**EXERCISE GOAL**
Copy every line in which the string "performance" occurs.

**Items from a figure collection**
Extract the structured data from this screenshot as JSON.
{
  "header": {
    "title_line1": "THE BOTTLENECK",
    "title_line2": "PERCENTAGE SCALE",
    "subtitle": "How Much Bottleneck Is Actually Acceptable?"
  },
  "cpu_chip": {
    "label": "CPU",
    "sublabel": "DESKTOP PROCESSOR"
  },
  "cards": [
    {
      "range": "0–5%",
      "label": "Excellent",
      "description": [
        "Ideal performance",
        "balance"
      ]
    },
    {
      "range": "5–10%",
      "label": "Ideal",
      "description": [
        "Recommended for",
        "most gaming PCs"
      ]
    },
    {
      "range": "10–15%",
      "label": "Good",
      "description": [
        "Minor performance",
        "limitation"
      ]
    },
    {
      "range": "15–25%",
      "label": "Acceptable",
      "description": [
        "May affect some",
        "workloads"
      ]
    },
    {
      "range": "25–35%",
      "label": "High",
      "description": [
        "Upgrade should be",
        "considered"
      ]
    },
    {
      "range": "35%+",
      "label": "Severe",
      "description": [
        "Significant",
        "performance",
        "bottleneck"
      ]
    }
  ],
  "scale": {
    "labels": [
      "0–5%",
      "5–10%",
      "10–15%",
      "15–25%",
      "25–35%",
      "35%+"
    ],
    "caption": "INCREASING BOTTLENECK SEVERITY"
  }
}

**TASK ANSWER**
        "Ideal performance",
        "Minor performance",
        "performance",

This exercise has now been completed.